YOUR TASK:
Using the listing beneath this task, count the lines with the word "Lundi" and write only the result.

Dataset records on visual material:
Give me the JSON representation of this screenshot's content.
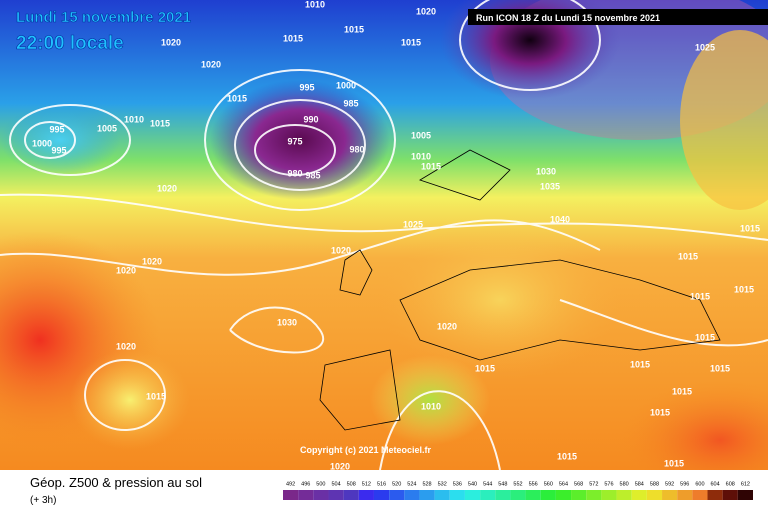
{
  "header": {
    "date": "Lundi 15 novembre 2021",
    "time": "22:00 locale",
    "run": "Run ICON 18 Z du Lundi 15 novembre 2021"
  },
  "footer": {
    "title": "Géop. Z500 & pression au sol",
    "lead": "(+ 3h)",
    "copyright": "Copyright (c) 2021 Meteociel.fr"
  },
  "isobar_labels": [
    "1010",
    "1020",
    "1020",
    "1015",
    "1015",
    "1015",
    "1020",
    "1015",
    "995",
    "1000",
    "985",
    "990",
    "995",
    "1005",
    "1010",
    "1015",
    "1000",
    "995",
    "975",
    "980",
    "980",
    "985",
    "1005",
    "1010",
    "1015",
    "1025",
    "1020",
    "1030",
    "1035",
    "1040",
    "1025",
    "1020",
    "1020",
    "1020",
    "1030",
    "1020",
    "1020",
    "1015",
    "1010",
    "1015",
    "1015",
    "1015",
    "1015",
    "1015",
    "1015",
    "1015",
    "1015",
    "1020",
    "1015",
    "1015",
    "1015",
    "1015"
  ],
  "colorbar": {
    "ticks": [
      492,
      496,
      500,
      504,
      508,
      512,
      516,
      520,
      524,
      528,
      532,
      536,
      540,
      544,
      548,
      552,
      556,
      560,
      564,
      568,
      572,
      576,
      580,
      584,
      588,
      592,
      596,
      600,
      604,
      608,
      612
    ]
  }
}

THE RESULT:
2